-- Begin QUOTED TEXT --

|Publication number||US6992594 B2|
|Application number||US 10/151,399|
|Publication date||Jan 31, 2006|
|Filing date||May 20, 2002|
|Priority date||May 18, 2001|
|Also published as||US20020171438|
|Publication number||10151399, 151399, US 6992594 B2, US 6992594B2, US-B2-6992594, US6992594 B2, US6992594B2|
|Original Assignee||Douglas Dudley|
|Export Citation||BiBTeX, EndNote, RefMan|
|Patent Citations (19), Referenced by (6), Classifications (8), Legal Events (3)|
|External Links: USPTO, USPTO Assignment, Espacenet|
This application claims the benefit of U.S. Provisional Application No. 60/292,211 filed on May 18, 2001.
The present invention is related to an improvement to the process of monitoring the protective voltage placed on buried steel pipelines subject to corrosion. Natural gas pipelines are of that type. At present, a sacrificial electrode (anode) is connected to gas pipelines at selected locations along their length. The sacrificial electrode prevents galvanic action from corroding the pipeline. It is necessary to periodically evaluate the integrity of the sacrificial anode electrode. This is done through an electrical lead connected to the pipeline (cathode). An electrical potential is generated between pipeline and a ground reference cell. A potential difference above a certain threshold, i.e. negative 0.85 volts, indicates an operable cathode. Impressed DC current from a fixed AC rectifier can also supply the cathodic protection voltage.
Corrosion of buried pipelines including gas pipelines is abated by inducing a low power current in the pipeline through a buried anode. A properly protected pipeline will show a voltage of approximately −1 V. In one common configuration, it is measured through a process which requires a field technician to locate the test point, uncover it, attach a voltmeter to the test line, record the reading, disconnect and replace the cover. The corrosion status is monitored in this manner one or two times per year. These test points are often hard to find and require metal detectors and shovels to locate and expose. Other test points are difficult to access. For example, if a test point is located on a busy street, any testing will require traffic stoppage permits and testing may be limited to Sundays in the early hours. Some test points are above ground but in areas so remote as to be accessible only by all terrain vehicles or by air.

-- End QUOTED TEXT --

[JOBS]:
• 1. Answer these from the patent text, one per line:
(a) On what date was the application filed?
(b) What potential difference threshold indicates an operable cathode?
(c) How many times per year is corrosion status monitored in the common configuration described?
• 2. Reproduce the passage of the patent text that begins with the words "The present invention" and ends with "cathodic protection voltage.".

-- Begin DATASET CONTENT --

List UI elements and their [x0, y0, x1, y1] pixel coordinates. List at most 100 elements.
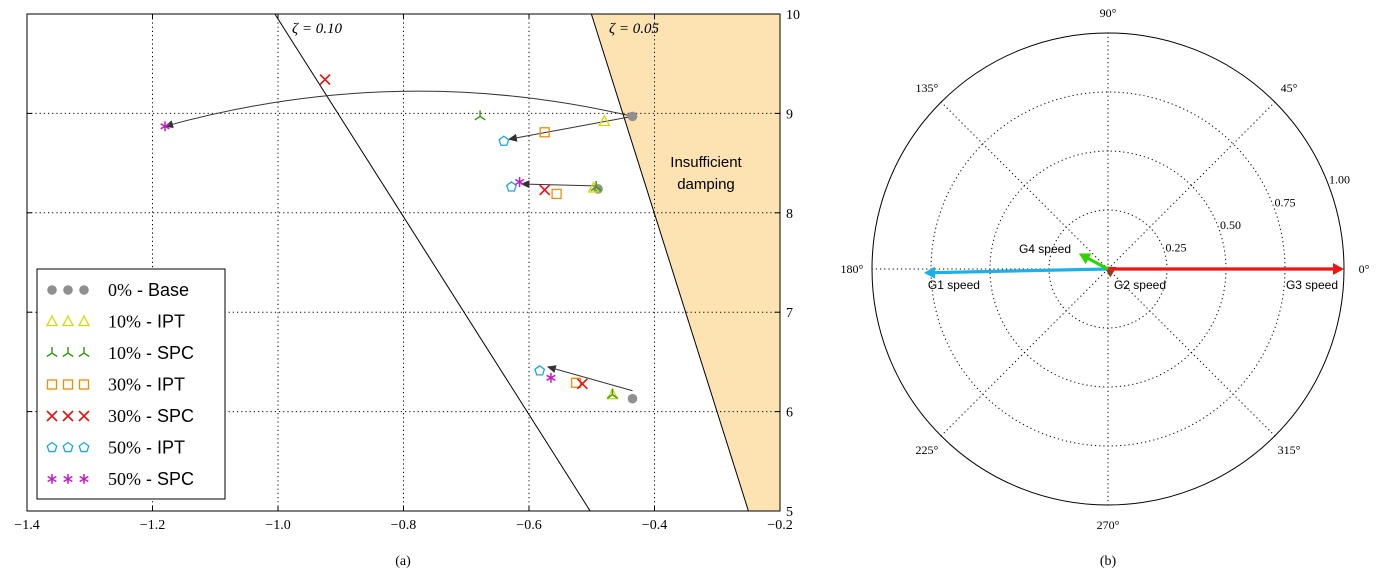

-- End DATASET CONTENT --

[LIST OF SOLUTIONS]:
• 1.
(a) May 20, 2002
(b) Negative 0.85 volts
(c) One or two times per year

• 2.
The present invention is related to an improvement to the process of monitoring the protective voltage placed on buried steel pipelines subject to corrosion. Natural gas pipelines are of that type. At present, a sacrificial electrode (anode) is connected to gas pipelines at selected locations along their length. The sacrificial electrode prevents galvanic action from corroding the pipeline. It is necessary to periodically evaluate the integrity of the sacrificial anode electrode. This is done through an electrical lead connected to the pipeline (cathode). An electrical potential is generated between pipeline and a ground reference cell. A potential difference above a certain threshold, i.e. negative 0.85 volts, indicates an operable cathode. Impressed DC current from a fixed AC rectifier can also supply the cathodic protection voltage.